# What is needed
Each entry below must be repeated word for word.

# Data lines
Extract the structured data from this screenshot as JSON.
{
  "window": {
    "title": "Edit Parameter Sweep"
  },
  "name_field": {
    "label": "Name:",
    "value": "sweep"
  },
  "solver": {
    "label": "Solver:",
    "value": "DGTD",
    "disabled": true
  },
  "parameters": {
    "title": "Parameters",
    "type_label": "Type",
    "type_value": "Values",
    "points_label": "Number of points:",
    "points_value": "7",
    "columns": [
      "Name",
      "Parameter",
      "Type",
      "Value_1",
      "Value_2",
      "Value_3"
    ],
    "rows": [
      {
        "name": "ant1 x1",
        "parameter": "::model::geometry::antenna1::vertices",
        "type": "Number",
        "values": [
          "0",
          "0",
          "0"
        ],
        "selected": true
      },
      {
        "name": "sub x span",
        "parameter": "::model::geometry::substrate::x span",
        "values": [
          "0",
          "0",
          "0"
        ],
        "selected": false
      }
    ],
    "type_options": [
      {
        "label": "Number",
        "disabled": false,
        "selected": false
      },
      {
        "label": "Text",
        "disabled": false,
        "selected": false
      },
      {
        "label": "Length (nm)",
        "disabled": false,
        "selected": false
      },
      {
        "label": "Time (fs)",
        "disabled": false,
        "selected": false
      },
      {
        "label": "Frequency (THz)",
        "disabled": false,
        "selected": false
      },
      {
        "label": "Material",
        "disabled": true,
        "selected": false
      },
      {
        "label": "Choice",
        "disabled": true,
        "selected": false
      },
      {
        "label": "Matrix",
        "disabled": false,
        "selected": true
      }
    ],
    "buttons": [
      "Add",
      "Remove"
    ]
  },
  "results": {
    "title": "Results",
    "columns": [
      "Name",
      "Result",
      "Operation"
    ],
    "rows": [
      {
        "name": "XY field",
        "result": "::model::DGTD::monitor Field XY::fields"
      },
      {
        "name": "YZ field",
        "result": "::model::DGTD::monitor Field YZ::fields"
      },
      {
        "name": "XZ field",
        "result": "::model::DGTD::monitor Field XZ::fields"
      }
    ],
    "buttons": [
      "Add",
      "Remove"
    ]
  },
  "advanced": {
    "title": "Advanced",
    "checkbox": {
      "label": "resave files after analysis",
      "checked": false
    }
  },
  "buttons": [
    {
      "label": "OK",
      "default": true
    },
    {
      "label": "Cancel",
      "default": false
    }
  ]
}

# Answer to this problem
Extract the structured data from this screenshot as JSON.
{
  "window": {
    "title": "Edit Parameter Sweep"
  },
  "name_field": {
    "label": "Name:",
    "value": "sweep"
  },
  "solver": {
    "label": "Solver:",
    "value": "DGTD",
    "disabled": true
  },
  "parameters": {
    "title": "Parameters",
    "type_label": "Type",
    "type_value": "Values",
    "points_label": "Number of points:",
    "points_value": "7",
    "columns": [
      "Name",
      "Parameter",
      "Type",
      "Value_1",
      "Value_2",
      "Value_3"
    ],
    "rows": [
      {
        "name": "ant1 x1",
        "parameter": "::model::geometry::antenna1::vertices",
        "type": "Number",
        "values": [
          "0",
          "0",
          "0"
        ],
        "selected": true
      },
      {
        "name": "sub x span",
        "parameter": "::model::geometry::substrate::x span",
        "values": [
          "0",
          "0",
          "0"
        ],
        "selected": false
      }
    ],
    "type_options": [
      {
        "label": "Number",
        "disabled": false,
        "selected": false
      },
      {
        "label": "Text",
        "disabled": false,
        "selected": false
      },
      {
        "label": "Length (nm)",
        "disabled": false,
        "selected": false
      },
      {
        "label": "Time (fs)",
        "disabled": false,
        "selected": false
      },
      {
        "label": "Frequency (THz)",
        "disabled": false,
        "selected": false
      },
      {
        "label": "Material",
        "disabled": true,
        "selected": false
      },
      {
        "label": "Choice",
        "disabled": true,
        "selected": false
      },
      {
        "label": "Matrix",
        "disabled": false,
        "selected": true
      }
    ],
    "buttons": [
      "Add",
      "Remove"
    ]
  },
  "results": {
    "title": "Results",
    "columns": [
      "Name",
      "Result",
      "Operation"
    ],
    "rows": [
      {
        "name": "XY field",
        "result": "::model::DGTD::monitor Field XY::fields"
      },
      {
        "name": "YZ field",
        "result": "::model::DGTD::monitor Field YZ::fields"
      },
      {
        "name": "XZ field",
        "result": "::model::DGTD::monitor Field XZ::fields"
      }
    ],
    "buttons": [
      "Add",
      "Remove"
    ]
  },
  "advanced": {
    "title": "Advanced",
    "checkbox": {
      "label": "resave files after analysis",
      "checked": false
    }
  },
  "buttons": [
    {
      "label": "OK",
      "default": true
    },
    {
      "label": "Cancel",
      "default": false
    }
  ]
}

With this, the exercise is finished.